• [SHORT PROBLEM]: A line counts if it contains the word "content" at least once. State how many such lines the records contain, giving the number alone.

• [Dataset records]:
* begin *
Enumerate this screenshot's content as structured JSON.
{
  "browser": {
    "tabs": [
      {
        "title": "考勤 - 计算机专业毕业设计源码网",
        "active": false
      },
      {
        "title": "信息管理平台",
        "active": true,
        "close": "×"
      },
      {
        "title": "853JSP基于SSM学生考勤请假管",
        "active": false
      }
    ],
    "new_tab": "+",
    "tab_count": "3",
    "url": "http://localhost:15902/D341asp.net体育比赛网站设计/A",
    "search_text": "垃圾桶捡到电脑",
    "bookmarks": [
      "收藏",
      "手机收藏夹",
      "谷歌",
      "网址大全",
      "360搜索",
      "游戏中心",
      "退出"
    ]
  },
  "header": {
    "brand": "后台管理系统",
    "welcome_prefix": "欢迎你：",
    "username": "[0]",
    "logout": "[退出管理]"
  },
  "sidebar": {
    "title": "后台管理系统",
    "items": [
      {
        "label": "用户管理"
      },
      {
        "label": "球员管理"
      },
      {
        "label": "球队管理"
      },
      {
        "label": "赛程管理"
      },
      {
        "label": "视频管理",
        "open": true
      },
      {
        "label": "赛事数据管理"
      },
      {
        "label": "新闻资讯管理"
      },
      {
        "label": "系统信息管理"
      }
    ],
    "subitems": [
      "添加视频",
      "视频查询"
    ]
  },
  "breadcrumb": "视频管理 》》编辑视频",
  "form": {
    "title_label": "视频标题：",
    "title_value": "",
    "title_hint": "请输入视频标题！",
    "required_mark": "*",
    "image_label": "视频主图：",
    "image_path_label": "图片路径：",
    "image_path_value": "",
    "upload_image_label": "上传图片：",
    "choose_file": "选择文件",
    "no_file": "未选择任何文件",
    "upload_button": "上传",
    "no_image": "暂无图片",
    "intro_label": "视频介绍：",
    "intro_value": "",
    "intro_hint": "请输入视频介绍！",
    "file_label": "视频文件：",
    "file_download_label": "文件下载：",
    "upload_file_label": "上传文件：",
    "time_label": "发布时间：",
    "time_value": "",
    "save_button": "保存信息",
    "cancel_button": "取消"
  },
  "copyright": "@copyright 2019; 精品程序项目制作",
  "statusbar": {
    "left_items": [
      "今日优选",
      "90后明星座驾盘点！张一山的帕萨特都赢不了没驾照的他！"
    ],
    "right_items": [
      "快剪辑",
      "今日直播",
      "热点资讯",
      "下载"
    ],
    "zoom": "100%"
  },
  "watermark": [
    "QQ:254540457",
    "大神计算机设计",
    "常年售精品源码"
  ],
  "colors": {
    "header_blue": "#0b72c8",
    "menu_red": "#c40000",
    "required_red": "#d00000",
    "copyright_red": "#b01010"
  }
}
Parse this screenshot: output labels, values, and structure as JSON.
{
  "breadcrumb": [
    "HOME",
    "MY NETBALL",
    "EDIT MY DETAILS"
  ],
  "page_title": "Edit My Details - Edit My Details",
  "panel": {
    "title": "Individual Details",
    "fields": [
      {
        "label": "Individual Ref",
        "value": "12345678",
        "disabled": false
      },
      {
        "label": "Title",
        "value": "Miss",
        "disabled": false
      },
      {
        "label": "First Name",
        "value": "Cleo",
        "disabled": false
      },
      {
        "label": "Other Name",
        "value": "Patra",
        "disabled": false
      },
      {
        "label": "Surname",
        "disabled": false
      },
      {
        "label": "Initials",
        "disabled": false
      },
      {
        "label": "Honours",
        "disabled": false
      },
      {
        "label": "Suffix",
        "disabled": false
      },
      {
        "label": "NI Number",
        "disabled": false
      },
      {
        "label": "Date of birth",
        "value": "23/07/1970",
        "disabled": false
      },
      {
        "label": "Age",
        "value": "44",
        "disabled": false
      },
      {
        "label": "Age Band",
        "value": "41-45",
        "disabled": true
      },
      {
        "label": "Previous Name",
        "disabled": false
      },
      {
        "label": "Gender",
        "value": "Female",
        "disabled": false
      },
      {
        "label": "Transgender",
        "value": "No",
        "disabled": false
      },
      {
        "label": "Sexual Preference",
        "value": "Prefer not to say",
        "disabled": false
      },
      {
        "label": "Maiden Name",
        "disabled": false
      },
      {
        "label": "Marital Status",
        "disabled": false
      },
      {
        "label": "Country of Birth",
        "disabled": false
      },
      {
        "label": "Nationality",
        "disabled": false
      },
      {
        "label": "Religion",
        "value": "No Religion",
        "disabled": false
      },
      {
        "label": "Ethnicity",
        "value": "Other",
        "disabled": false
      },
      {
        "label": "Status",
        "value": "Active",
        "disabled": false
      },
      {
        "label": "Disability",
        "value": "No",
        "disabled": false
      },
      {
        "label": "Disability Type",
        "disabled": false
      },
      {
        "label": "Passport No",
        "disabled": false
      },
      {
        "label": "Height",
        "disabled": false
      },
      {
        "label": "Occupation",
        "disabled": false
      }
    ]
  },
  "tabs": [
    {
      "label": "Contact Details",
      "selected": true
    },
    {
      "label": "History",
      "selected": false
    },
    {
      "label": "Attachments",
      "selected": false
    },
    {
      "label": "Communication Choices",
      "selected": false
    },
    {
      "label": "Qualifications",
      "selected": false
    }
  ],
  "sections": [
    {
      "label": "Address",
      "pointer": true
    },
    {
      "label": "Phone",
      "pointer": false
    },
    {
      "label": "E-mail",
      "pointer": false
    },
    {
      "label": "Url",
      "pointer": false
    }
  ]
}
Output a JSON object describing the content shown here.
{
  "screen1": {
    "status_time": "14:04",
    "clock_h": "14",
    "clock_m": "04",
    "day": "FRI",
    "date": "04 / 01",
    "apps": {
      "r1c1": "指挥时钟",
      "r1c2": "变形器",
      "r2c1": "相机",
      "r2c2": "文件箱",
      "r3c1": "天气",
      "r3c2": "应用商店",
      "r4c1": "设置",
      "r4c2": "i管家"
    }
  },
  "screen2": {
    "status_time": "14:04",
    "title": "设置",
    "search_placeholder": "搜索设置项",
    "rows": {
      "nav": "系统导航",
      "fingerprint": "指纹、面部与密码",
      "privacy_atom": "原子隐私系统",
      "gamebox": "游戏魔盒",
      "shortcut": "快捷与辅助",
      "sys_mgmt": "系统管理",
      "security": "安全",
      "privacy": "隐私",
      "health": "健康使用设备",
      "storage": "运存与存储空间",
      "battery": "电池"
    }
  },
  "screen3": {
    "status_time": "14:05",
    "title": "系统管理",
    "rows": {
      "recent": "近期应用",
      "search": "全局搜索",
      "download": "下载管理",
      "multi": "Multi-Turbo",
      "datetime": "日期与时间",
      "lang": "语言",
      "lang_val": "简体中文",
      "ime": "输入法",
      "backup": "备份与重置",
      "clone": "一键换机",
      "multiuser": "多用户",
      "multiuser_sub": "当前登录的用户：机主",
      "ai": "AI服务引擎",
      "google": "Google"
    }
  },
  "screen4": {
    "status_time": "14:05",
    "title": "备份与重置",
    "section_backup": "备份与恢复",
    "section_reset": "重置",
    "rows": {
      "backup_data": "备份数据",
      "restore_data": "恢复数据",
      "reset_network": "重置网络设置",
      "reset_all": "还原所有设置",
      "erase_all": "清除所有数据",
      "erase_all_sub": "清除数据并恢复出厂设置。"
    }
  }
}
* end *
• [SOLUTION TO THIS PROBLEM]: 2